__PROBLEM REQUIREMENTS__. In the records below, find the line with "Give me the" and repeat it and every line after it, exactly, without any pictures.

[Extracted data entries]
::::

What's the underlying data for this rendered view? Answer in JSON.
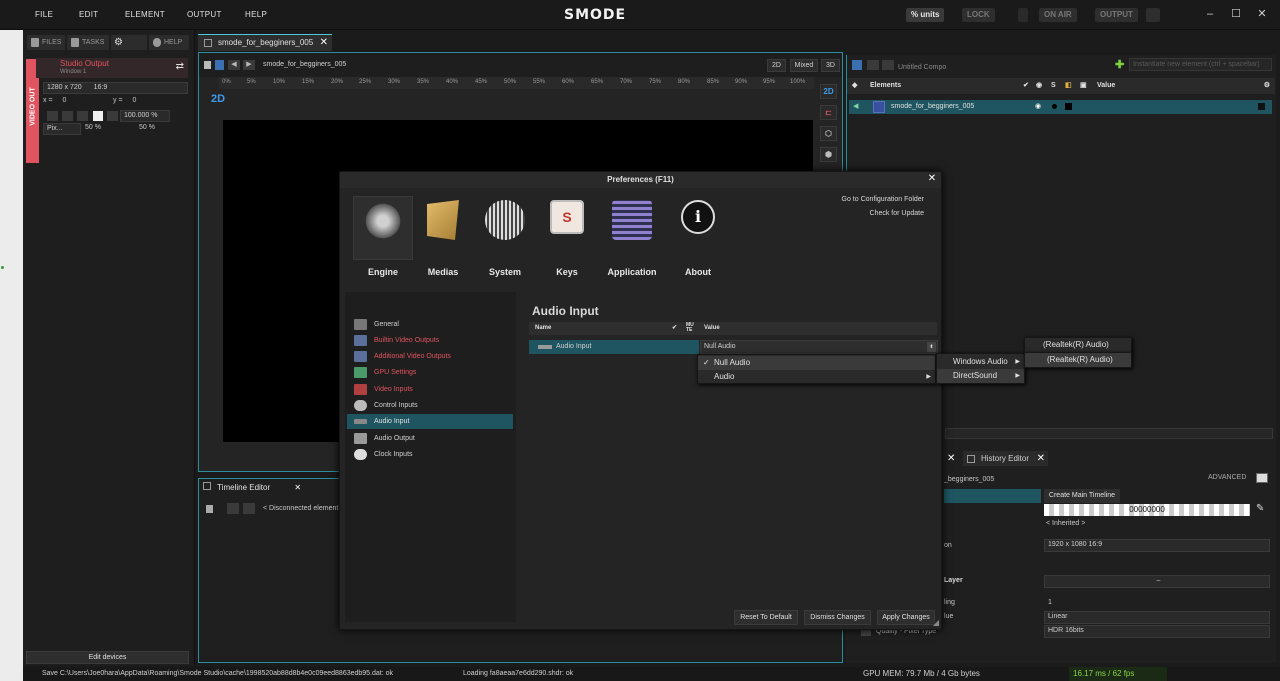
{
  "menubar": {
    "items": [
      "FILE",
      "EDIT",
      "ELEMENT",
      "OUTPUT",
      "HELP"
    ],
    "logo": "SMODE",
    "units_btn": "% units",
    "lock_btn": "LOCK",
    "on_air_btn": "ON AIR",
    "output_btn": "OUTPUT"
  },
  "left_panel": {
    "tabs": [
      "FILES",
      "TASKS",
      "HELP"
    ],
    "video_out_label": "VIDEO OUT",
    "studio_output": "Studio Output",
    "window_label": "Window 1",
    "resolution": "1280 x 720",
    "aspect": "16:9",
    "x_label": "x =",
    "x_value": "0",
    "y_label": "y =",
    "y_value": "0",
    "zoom": "100.000 %",
    "pix_label": "Pix...",
    "pct_a": "50 %",
    "pct_b": "50 %",
    "edit_devices": "Edit devices"
  },
  "viewport": {
    "tab_label": "smode_for_begginers_005",
    "doc_name": "smode_for_begginers_005",
    "mode_2d": "2D",
    "mode_mixed": "Mixed",
    "mode_3d": "3D",
    "badge_2d": "2D",
    "ruler_ticks": [
      "0%",
      "5%",
      "10%",
      "15%",
      "20%",
      "25%",
      "30%",
      "35%",
      "40%",
      "45%",
      "50%",
      "55%",
      "60%",
      "65%",
      "70%",
      "75%",
      "80%",
      "85%",
      "90%",
      "95%",
      "100%"
    ]
  },
  "timeline": {
    "tab_label": "Timeline Editor",
    "status": "< Disconnected element"
  },
  "right_panel": {
    "compo_name": "Untitled Compo",
    "search_placeholder": "Instantiate new element (ctrl + spacebar)",
    "col_elements": "Elements",
    "col_s": "S",
    "col_value": "Value",
    "row_name": "smode_for_begginers_005",
    "history_tab": "History Editor",
    "inspector_name": "_begginers_005",
    "advanced": "ADVANCED",
    "create_timeline": "Create Main Timeline",
    "timecode": "00000000",
    "inherited": "< Inherited >",
    "resolution_label": "on",
    "resolution_value": "1920 x 1080   16:9",
    "layer_label": "Layer",
    "ling_label": "ling",
    "ling_value": "1",
    "lue_label": "lue",
    "lue_value": "Linear",
    "quality_label": "Quality - Pixel Type",
    "quality_value": "HDR 16bits"
  },
  "statusbar": {
    "save_msg": "Save C:\\Users\\Joe0hara\\AppData\\Roaming\\Smode Studio\\cache\\1998520ab88d8b4e0c09eed8863edb95.dat: ok",
    "loading_msg": "Loading fa8aeaa7e6dd290.shdr: ok",
    "gpu_mem": "GPU MEM: 79.7 Mb / 4 Gb bytes",
    "fps": "16.17 ms / 62 fps"
  },
  "modal": {
    "title": "Preferences (F11)",
    "config_folder": "Go to Configuration Folder",
    "check_update": "Check for Update",
    "categories": [
      "Engine",
      "Medias",
      "System",
      "Keys",
      "Application",
      "About"
    ],
    "nav_items": [
      "General",
      "Builtin Video Outputs",
      "Additional Video Outputs",
      "GPU Settings",
      "Video Inputs",
      "Control Inputs",
      "Audio Input",
      "Audio Output",
      "Clock Inputs"
    ],
    "section_title": "Audio Input",
    "col_name": "Name",
    "col_mute": "MU TE",
    "col_value": "Value",
    "row_name": "Audio Input",
    "row_value": "Null Audio",
    "btn_reset": "Reset To Default",
    "btn_dismiss": "Dismiss Changes",
    "btn_apply": "Apply Changes"
  },
  "dropdown": {
    "level1": [
      "Null Audio",
      "Audio"
    ],
    "level2": [
      "Windows Audio",
      "DirectSound"
    ],
    "level3a": "(Realtek(R) Audio)",
    "level3b": "(Realtek(R) Audio)"
  },
  "colors": {
    "accent": "#2a8d9c",
    "selection": "#1e5560",
    "video_out": "#e0545f",
    "badge_blue": "#3f9be8",
    "fps_bg": "#8bd34a"
  }
}
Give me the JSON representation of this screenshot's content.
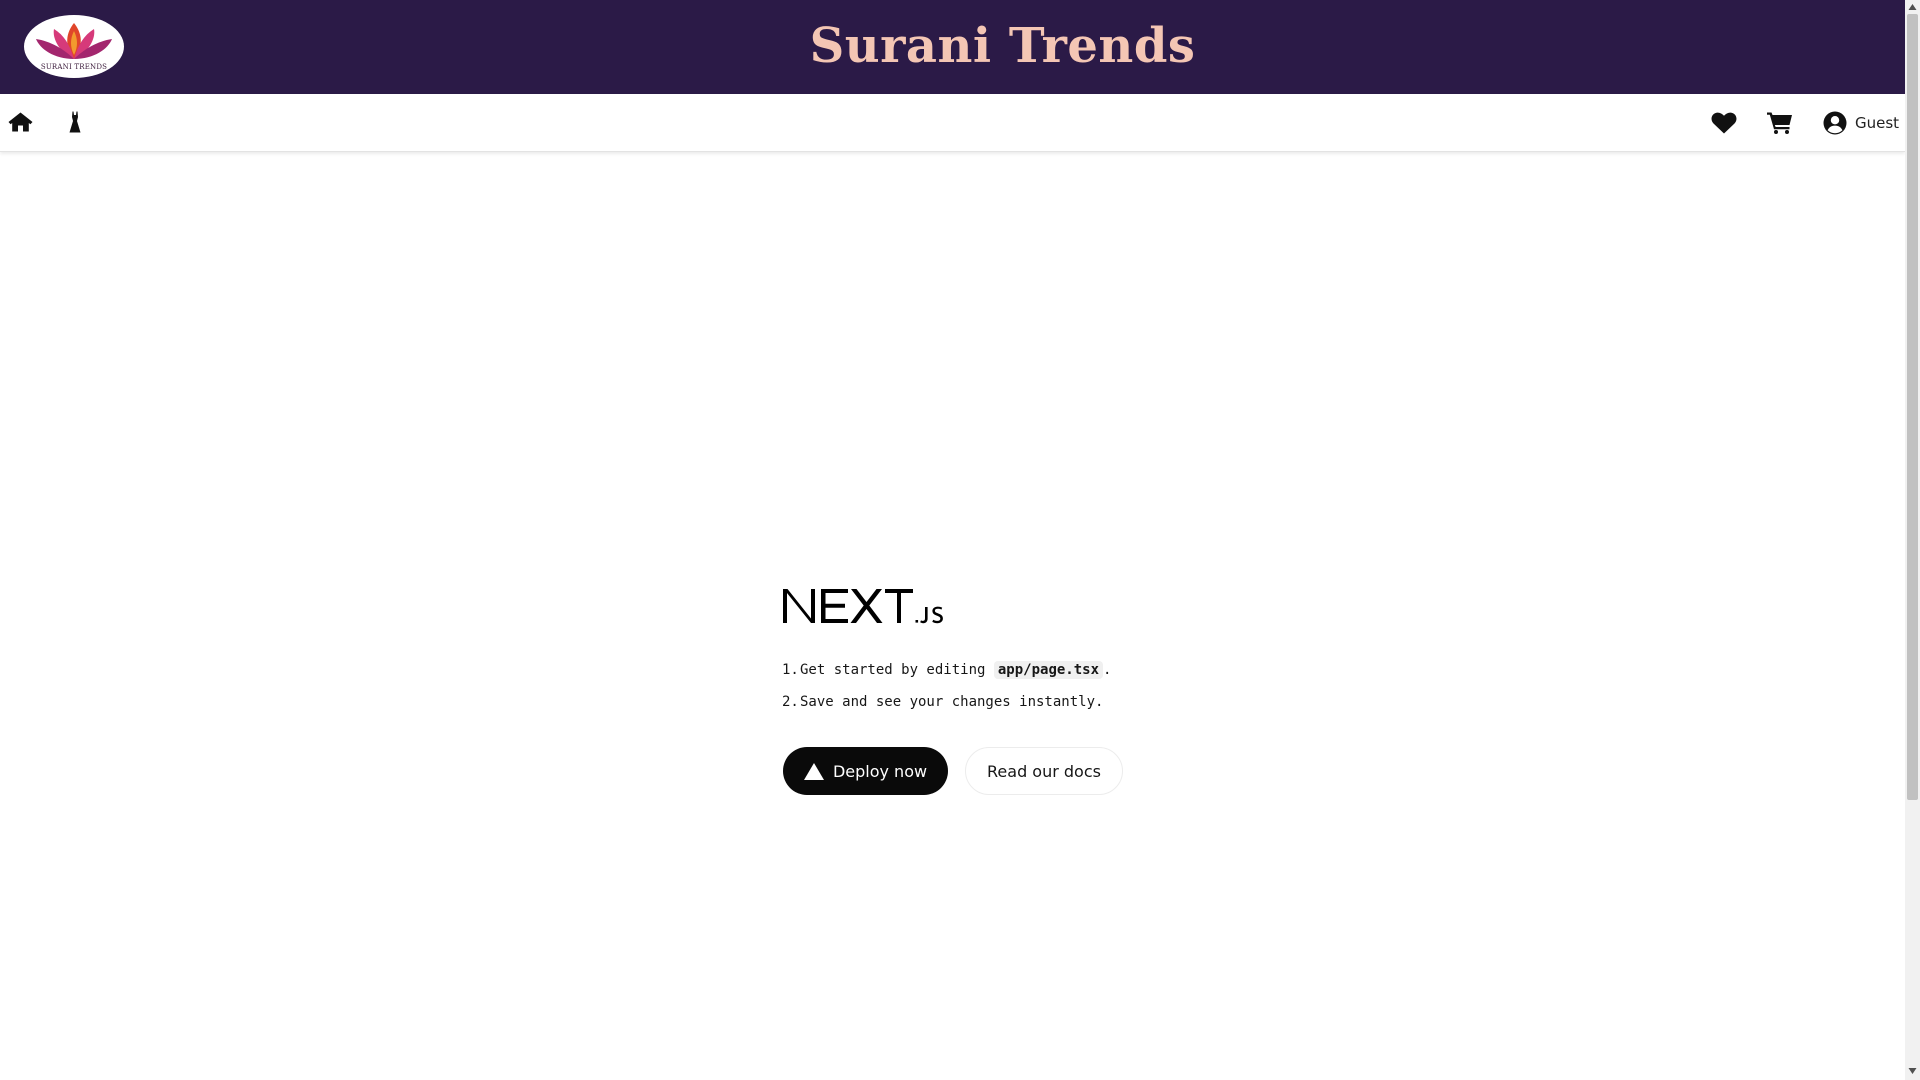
{
  "brand": {
    "title": "Surani Trends",
    "logo_text": "SURANI TRENDS",
    "bar_color": "#2b1a47",
    "title_color": "#f4c6b4"
  },
  "nav": {
    "left_icons": [
      "home-icon",
      "dress-icon"
    ],
    "right_icons": [
      "heart-icon",
      "cart-icon",
      "user-icon"
    ],
    "user_label": "Guest"
  },
  "main": {
    "logo": "NEXT.js",
    "steps": [
      {
        "number": "1.",
        "text_before": "Get started by editing",
        "code": "app/page.tsx",
        "text_after": "."
      },
      {
        "number": "2.",
        "text": "Save and see your changes instantly."
      }
    ],
    "deploy_label": "Deploy now",
    "docs_label": "Read our docs"
  }
}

::::

__RESPONSE FOR THIS EXERCISE__.
Give me the JSON representation of this screenshot's content.
{
  "brand": {
    "title": "Surani Trends",
    "logo_text": "SURANI TRENDS",
    "bar_color": "#2b1a47",
    "title_color": "#f4c6b4"
  },
  "nav": {
    "left_icons": [
      "home-icon",
      "dress-icon"
    ],
    "right_icons": [
      "heart-icon",
      "cart-icon",
      "user-icon"
    ],
    "user_label": "Guest"
  },
  "main": {
    "logo": "NEXT.js",
    "steps": [
      {
        "number": "1.",
        "text_before": "Get started by editing",
        "code": "app/page.tsx",
        "text_after": "."
      },
      {
        "number": "2.",
        "text": "Save and see your changes instantly."
      }
    ],
    "deploy_label": "Deploy now",
    "docs_label": "Read our docs"
  }
}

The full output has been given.